• **RECORDS TO PROCESS**
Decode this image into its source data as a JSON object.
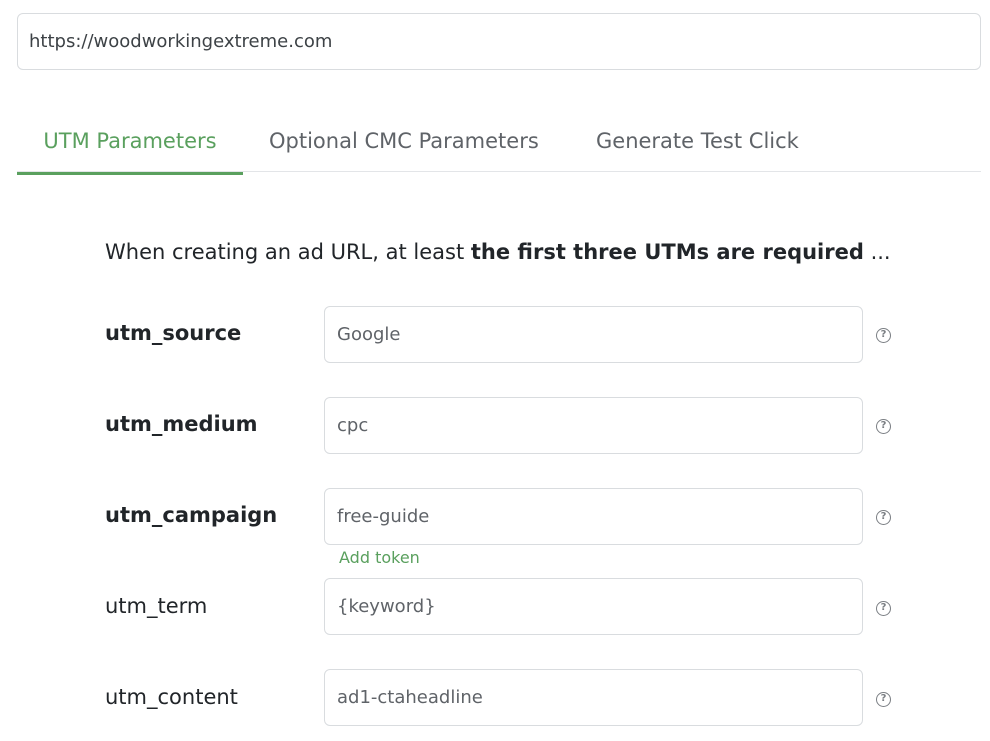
{
  "url_field": {
    "value": "https://woodworkingextreme.com"
  },
  "tabs": [
    {
      "label": "UTM Parameters",
      "active": true
    },
    {
      "label": "Optional CMC Parameters",
      "active": false
    },
    {
      "label": "Generate Test Click",
      "active": false
    }
  ],
  "intro": {
    "prefix": "When creating an ad URL, at least ",
    "bold": "the first three UTMs are required",
    "suffix": " ..."
  },
  "params": [
    {
      "label": "utm_source",
      "value": "Google",
      "required": true
    },
    {
      "label": "utm_medium",
      "value": "cpc",
      "required": true
    },
    {
      "label": "utm_campaign",
      "value": "free-guide",
      "required": true
    },
    {
      "label": "utm_term",
      "value": "{keyword}",
      "required": false
    },
    {
      "label": "utm_content",
      "value": "ad1-ctaheadline",
      "required": false
    }
  ],
  "add_token_label": "Add token",
  "help_glyph": "?",
  "colors": {
    "accent": "#5aa05e",
    "border": "#d9dcdf",
    "text": "#212529"
  },
  "icons": {
    "help": "question-circle-icon"
  }
}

• **THE EXERCISE**
Look for lines containing the string "value" and copy them all.

• **THE COMPLETED TASK**
    "value": "https://woodworkingextreme.com"
      "value": "Google",
      "value": "cpc",
      "value": "free-guide",
      "value": "{keyword}",
      "value": "ad1-ctaheadline",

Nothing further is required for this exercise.